▶ Task to complete:
What lines of the data hold the string "color"? Pull each one out.

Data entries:
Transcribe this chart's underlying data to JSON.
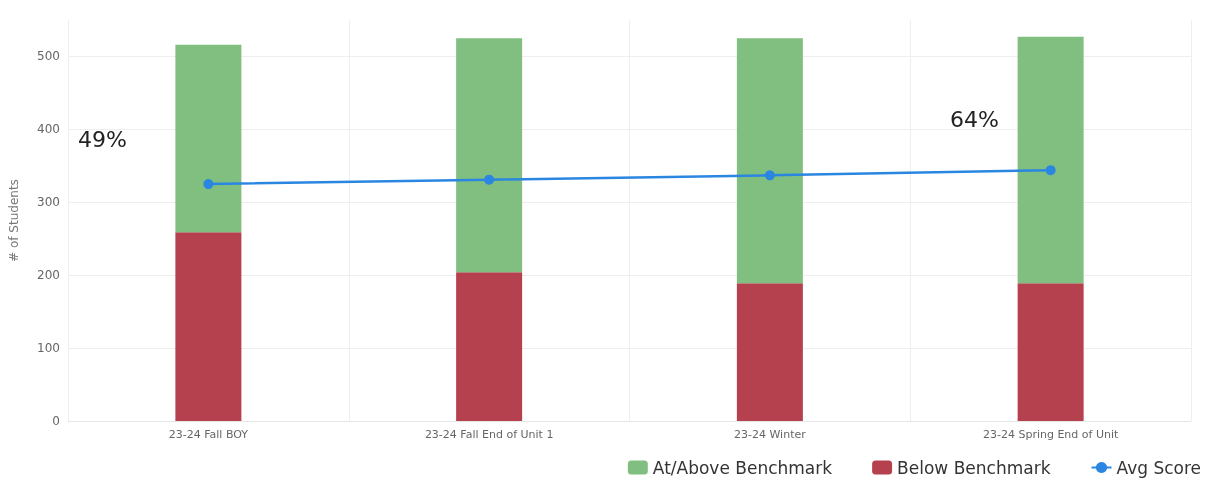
{
  "chart_data": {
    "type": "bar",
    "stacked": true,
    "ylabel": "# of Students",
    "categories": [
      "23-24 Fall BOY",
      "23-24 Fall End of Unit 1",
      "23-24 Winter",
      "23-24 Spring End of Unit"
    ],
    "series": [
      {
        "name": "Below Benchmark",
        "color": "#b5414f",
        "values": [
          259,
          204,
          189,
          189
        ]
      },
      {
        "name": "At/Above Benchmark",
        "color": "#80bf80",
        "values": [
          257,
          321,
          336,
          338
        ]
      },
      {
        "name": "Avg Score",
        "type": "line",
        "color": "#2a86e0",
        "marker": "circle",
        "values": [
          325,
          331,
          337,
          344
        ]
      }
    ],
    "ylim": [
      0,
      550
    ],
    "yticks": [
      0,
      100,
      200,
      300,
      400,
      500
    ],
    "grid": true,
    "legend": "bottom right",
    "annotations": [
      "49%",
      "64%"
    ]
  }
}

▶ Solution for this exercise:
        "color": "#b5414f",
        "color": "#80bf80",
        "color": "#2a86e0",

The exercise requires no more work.